- **作業指示 1**
尿素水配管に関する文書抜粋をもとに、次の問いに答えよ。
(a) 尿素水配管25は、第2端部25bにおいて何と接続するか。
(b) 上部カバー41の膨出部41aは、前端に何を有するか。
(c) 第1及び第2配管25c、25dが電熱線を有するのは何のためか。
- **作業指示 2**
尿素水配管に関する文書抜粋のうち、「図13に示すように、尿素水配」と「の輻射熱を遮ることができる。」の間を、両端を含めてそのまま書き写せ。
- **作業指示 3**
尿素水配管に関する文書抜粋の続きを、最後の文の後から書いてください。

図13に示すように、尿素水配管25は、第1端部25aにおいて噴射装置24と接続し(
図11、
図12参照)、第2端部25bにおいて尿素水ポンプ14と接続する。尿素水配管25は、尿素水ポンプ14が尿素水タンク13から吸引する尿素水を噴射装置24へ送るための配管である。
【0069】
尿素水配管25は、尿素水ポンプ14から尿素水タンク13近傍まで下方に延びて尿素水タンク13の上方を水平方向に延び、尿素水タンク13の後方で一旦下方に下がる。そして、尿素水配管25は、フレーム6及び車体カバー40の外側面に沿って上方へと延び、車体カバー40の上部カバー41の前端からエンジン室9内へと引き込まれる。詳細には、上部カバー41は、前端部において外方に膨らむ膨出部41aを有する。膨出部41aは、前後方向に延び、前端において、尿素水配管25をエンジン室9内に引き込むための配管導入口41bを有する。なお、この配管導入口41bは、上部カバー41を開けた際に上部カバー41が尿素水配管25と干渉しない程度の大きさに設計される。なお、
図14に示すように、尿素水配管25は、通常時において複数の配管カバー27によって外部に露出しないよう保護される。
【0070】
図11及び
図12に示すように、尿素水配管25は、エンジン室9内において、第1仕切板31のベース部31aと車体カバー40との間を延びる。これによって、選択触媒還元装置23から尿素水配管25への輻射熱を遮ることができ、ひいては尿素水配管25内を流れる尿素水が加熱されてアンモニアに変化することを防ぐことができる。また、尿素水配管25の第1端部25aと選択触媒還元装置23との間に、第1仕切板31の周壁部31bが配置される。よって、周壁部31bによっても、選択触媒還元装置23から尿素水配管25への輻射熱を遮ることができる。
【0071】
尿素水配管25は、エンジン室9内において、複数の取付金具6bによって支持される。尿素水配管25は、取付金具6bによって支持されることにより、第1仕切板31から所定距離をおいた状態を維持する。各取付金具6bは、リアフレーム6から上方に延び、第1仕切板31から離れる方向に傾斜する。また、各取付金具6bは、前後方向に互いに所定距離をおいて配置される。
【0072】
図13に示すように、作動油タンク8の右側に中継部材26が設置される。中継部材26は、配管同士を接続するための部材である。噴射装置24と尿素水ポンプ14とを接続する尿素水配管25は、第1配管25cと第2配管25dとの2つの配管から構成される。第1配管25cと第2配管25dとは、中継部材26によって互いに流体連通可能に接続される。第1配管25cは、中継部材26と噴射装置24とを接続する。第2配管25dは、中継部材26と尿素水ポンプ14とを接続する。
【0073】
第1及び第2配管25c、25dは、内部を流れる尿素水が凍結しないよう電熱線を有する。第1配管25cの電熱線と第2配管25dの電熱線とは、互いに独立して制御される。すなわち、第1配管25cの電熱線のみを加熱させたり、第2配管25dの電熱線のみを加熱させたり、第1及び第2配管25c、25dの両方の電熱線を加熱させたりすることができる。

- **提示された記録**
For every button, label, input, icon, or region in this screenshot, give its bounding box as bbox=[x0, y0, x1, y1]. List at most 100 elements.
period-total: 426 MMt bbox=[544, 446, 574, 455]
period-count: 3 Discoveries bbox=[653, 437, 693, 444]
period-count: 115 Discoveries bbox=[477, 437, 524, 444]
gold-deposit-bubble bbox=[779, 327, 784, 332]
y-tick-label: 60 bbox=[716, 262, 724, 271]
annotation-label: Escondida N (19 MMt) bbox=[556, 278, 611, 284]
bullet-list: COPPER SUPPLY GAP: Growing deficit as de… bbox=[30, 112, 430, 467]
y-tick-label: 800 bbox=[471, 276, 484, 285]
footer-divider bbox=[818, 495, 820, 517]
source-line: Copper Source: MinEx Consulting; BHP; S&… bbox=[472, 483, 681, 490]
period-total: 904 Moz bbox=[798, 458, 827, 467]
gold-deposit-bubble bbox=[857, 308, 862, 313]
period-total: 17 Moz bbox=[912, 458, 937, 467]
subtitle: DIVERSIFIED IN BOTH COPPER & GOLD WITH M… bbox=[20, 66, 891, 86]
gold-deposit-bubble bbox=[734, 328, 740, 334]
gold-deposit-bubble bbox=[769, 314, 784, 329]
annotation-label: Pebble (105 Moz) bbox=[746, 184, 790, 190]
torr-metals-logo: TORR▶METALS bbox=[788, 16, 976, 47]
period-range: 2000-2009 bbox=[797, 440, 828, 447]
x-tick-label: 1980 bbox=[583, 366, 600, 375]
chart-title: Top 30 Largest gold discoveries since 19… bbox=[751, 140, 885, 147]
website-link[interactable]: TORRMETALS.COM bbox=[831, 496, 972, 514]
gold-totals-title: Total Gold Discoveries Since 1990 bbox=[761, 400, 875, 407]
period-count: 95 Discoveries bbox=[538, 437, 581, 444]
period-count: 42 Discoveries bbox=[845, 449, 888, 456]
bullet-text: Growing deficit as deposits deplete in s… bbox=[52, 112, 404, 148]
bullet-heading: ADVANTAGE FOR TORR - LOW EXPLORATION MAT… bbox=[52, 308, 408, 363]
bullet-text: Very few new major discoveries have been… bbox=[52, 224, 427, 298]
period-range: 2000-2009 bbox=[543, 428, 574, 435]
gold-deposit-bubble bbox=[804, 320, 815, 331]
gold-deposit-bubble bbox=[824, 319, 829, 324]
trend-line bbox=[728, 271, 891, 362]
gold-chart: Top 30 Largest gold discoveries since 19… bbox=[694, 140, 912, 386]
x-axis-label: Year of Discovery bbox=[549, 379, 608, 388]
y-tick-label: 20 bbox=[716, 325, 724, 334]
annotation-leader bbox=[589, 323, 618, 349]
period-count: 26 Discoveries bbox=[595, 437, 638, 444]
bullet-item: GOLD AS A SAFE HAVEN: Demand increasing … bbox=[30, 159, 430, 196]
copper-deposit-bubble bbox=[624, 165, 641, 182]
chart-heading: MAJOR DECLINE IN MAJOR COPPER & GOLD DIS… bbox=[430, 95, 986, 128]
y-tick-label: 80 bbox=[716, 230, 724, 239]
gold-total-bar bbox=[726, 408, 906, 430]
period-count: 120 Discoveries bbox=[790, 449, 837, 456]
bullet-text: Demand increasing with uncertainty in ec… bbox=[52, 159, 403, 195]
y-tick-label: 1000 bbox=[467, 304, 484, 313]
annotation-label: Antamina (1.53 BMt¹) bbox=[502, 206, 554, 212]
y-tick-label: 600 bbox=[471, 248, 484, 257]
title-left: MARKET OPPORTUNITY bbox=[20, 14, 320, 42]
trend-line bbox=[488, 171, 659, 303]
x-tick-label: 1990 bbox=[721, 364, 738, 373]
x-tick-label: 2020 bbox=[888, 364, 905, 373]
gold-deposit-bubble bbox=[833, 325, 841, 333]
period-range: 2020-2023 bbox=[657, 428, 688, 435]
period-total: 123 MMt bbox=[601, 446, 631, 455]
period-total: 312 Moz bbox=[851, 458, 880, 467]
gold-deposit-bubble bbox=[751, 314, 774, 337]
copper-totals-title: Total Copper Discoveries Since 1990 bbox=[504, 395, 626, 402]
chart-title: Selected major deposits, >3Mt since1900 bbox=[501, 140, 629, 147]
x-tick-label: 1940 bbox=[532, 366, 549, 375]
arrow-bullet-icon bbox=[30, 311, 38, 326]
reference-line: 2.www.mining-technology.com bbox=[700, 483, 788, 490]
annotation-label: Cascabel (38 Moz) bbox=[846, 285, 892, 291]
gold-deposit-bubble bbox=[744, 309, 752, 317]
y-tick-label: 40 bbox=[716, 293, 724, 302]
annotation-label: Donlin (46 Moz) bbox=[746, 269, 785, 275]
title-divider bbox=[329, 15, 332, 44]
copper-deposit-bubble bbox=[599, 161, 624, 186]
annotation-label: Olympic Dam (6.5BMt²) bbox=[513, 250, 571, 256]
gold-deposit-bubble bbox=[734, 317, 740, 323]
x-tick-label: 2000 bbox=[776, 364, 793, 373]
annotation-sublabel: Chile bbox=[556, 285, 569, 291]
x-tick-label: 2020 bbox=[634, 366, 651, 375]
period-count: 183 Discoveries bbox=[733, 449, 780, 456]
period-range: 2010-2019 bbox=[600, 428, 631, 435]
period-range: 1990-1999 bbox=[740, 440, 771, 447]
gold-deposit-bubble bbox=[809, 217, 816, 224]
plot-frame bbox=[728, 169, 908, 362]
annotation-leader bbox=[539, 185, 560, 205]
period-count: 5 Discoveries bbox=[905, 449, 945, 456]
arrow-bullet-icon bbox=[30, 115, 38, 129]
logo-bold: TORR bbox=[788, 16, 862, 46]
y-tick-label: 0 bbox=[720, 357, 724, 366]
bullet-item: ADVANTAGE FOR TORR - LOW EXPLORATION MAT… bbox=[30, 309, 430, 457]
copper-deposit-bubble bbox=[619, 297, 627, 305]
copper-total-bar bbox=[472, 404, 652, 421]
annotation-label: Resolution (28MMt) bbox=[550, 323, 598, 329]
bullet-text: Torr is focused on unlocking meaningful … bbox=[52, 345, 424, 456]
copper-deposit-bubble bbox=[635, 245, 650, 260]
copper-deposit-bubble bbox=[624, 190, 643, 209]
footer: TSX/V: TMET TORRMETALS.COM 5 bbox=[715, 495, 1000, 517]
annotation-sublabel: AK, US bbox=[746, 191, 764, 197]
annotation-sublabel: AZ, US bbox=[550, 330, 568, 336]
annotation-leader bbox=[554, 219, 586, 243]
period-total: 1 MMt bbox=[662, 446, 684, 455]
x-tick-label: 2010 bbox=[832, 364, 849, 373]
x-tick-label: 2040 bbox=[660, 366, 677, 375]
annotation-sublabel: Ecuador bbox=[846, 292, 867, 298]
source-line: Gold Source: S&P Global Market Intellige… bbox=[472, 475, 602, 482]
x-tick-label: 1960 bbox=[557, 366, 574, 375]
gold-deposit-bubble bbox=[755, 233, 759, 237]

- **結果 1**
(a) 尿素水ポンプ14
(b) 尿素水配管25をエンジン室9内に引き込むための配管導入口41b
(c) 内部を流れる尿素水が凍結しないようにするため

- **結果 2**
図13に示すように、尿素水配管25は、第1端部25aにおいて噴射装置24と接続し(
図11、
図12参照)、第2端部25bにおいて尿素水ポンプ14と接続する。尿素水配管25は、尿素水ポンプ14が尿素水タンク13から吸引する尿素水を噴射装置24へ送るための配管である。
【0069】
尿素水配管25は、尿素水ポンプ14から尿素水タンク13近傍まで下方に延びて尿素水タンク13の上方を水平方向に延び、尿素水タンク13の後方で一旦下方に下がる。そして、尿素水配管25は、フレーム6及び車体カバー40の外側面に沿って上方へと延び、車体カバー40の上部カバー41の前端からエンジン室9内へと引き込まれる。詳細には、上部カバー41は、前端部において外方に膨らむ膨出部41aを有する。膨出部41aは、前後方向に延び、前端において、尿素水配管25をエンジン室9内に引き込むための配管導入口41bを有する。なお、この配管導入口41bは、上部カバー41を開けた際に上部カバー41が尿素水配管25と干渉しない程度の大きさに設計される。なお、
図14に示すように、尿素水配管25は、通常時において複数の配管カバー27によって外部に露出しないよう保護される。
【0070】
図11及び
図12に示すように、尿素水配管25は、エンジン室9内において、第1仕切板31のベース部31aと車体カバー40との間を延びる。これによって、選択触媒還元装置23から尿素水配管25への輻射熱を遮ることができ、ひいては尿素水配管25内を流れる尿素水が加熱されてアンモニアに変化することを防ぐことができる。また、尿素水配管25の第1端部25aと選択触媒還元装置23との間に、第1仕切板31の周壁部31bが配置される。よって、周壁部31bによっても、選択触媒還元装置23から尿素水配管25への輻射熱を遮ることができる。

- **結果 3**
[特徴]
本実施形態に係るホイールローダ1は、次の特徴を有する。
【0074】
(1)尿素水タンク13は梯子12の裏側に配置されるため、作業者は地上から容易に尿素水タンク13にアクセスすることができる。また、ホイールローダ1は、前部車体3aと後部車体3bとが互いに水平方向に揺動可能に接続され、梯子12の前方に前輪4が位置する。このため、前部車体3aを後部車体3bに対して左側、すなわち尿素水タンク13が配置される側と逆側に揺動させることで、梯子12と前輪4との間に作業スペースが形成される。このため、梯子12の裏に配置される尿素水タンク13に対する作業、例えば尿素水の補充などを容易に行うことができる。
【0075】
(2)噴射装置24と尿素水タンク13とは、両方ともホイールローダ1の右側に配置されるため、噴射装置24と尿素水タンク13とを接続する尿素水配管25の長さを短くすることができる。
【0076】
(3)ディーゼル微粒子捕集フィルタ装置21の排気ガス導出口21bと噴射装置24とが共にホイールローダ1の右側に位置する。このため、噴射装置24は、接続管22の長さを有効に利用して、排気ガス中に尿素水を混合させることができる。
【0077】
(4)ターボチャージャ18cと、ディーゼル微粒子捕集フィルタ装置21の排気ガス導入口21aとが共にホイールローダ1の左側に位置することによって、ターボチャージャ18cとディーゼル微粒子捕集フィルタ装置21とを接続する配管18eの長さを短くすることができる。
【0078】
(5)尿素水タンク13の補充口13bが前方を向くため、梯子12と前輪4との間のスペースを利用して、尿素水タンク13に対する作業、例えば尿素水タンク13に尿素水を補充する作業を行うことができる。
【0079】
(6)尿素水タンク13を保持する保持部材16が支持フレーム17によって前方に摺動可能に支持されるため、尿素水タンク13を前方に容易に引き出すことができる。
【0080】
(7)尿素水タンク13の側面及び後面が、保持部材16の後板16b及び一対の側板16cによって支持されるため、保持部材16は尿素水タンク13を安定して保持することができる。
【0081】
(8)第1規制バー16dによって、尿素水タンク13が意図せずに保持部材16から上方に飛び出してしまうことを防止することができる。また、第2規制バー16eによって、尿素水タンク13が意図せずに保持部材16から前方に飛び出してしまうことを防止することができる。
[変形例]
【0082】
以上、本発明の実施形態について説明したが、本発明はこれらに限定されるものではなく、本発明の趣旨を逸脱しない限りにおいて種々の変更が可能である。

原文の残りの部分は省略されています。